--- START OF Records supplied ---

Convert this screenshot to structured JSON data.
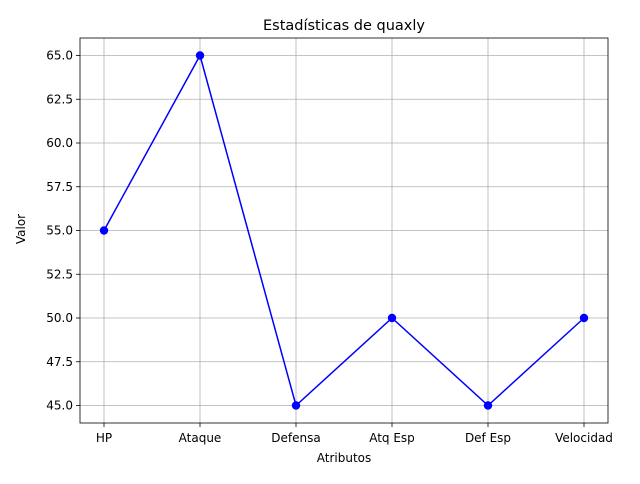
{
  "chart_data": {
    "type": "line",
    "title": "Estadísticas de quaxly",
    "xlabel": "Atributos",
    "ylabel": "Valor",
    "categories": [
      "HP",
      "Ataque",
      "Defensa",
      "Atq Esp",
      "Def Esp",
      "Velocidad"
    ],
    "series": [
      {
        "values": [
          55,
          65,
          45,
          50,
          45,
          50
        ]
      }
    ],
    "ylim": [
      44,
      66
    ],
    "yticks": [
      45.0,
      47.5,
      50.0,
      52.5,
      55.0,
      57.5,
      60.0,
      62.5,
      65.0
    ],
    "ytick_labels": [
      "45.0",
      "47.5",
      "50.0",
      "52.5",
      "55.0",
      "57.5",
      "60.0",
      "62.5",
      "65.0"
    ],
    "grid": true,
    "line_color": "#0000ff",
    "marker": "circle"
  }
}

--- END OF Records supplied ---

- [Aim of the task] Transcribe the listing in full. Omit the pictures and keep every line exact.

- [Task solution]
Convert this screenshot to structured JSON data.
{
  "chart_data": {
    "type": "line",
    "title": "Estadísticas de quaxly",
    "xlabel": "Atributos",
    "ylabel": "Valor",
    "categories": [
      "HP",
      "Ataque",
      "Defensa",
      "Atq Esp",
      "Def Esp",
      "Velocidad"
    ],
    "series": [
      {
        "values": [
          55,
          65,
          45,
          50,
          45,
          50
        ]
      }
    ],
    "ylim": [
      44,
      66
    ],
    "yticks": [
      45.0,
      47.5,
      50.0,
      52.5,
      55.0,
      57.5,
      60.0,
      62.5,
      65.0
    ],
    "ytick_labels": [
      "45.0",
      "47.5",
      "50.0",
      "52.5",
      "55.0",
      "57.5",
      "60.0",
      "62.5",
      "65.0"
    ],
    "grid": true,
    "line_color": "#0000ff",
    "marker": "circle"
  }
}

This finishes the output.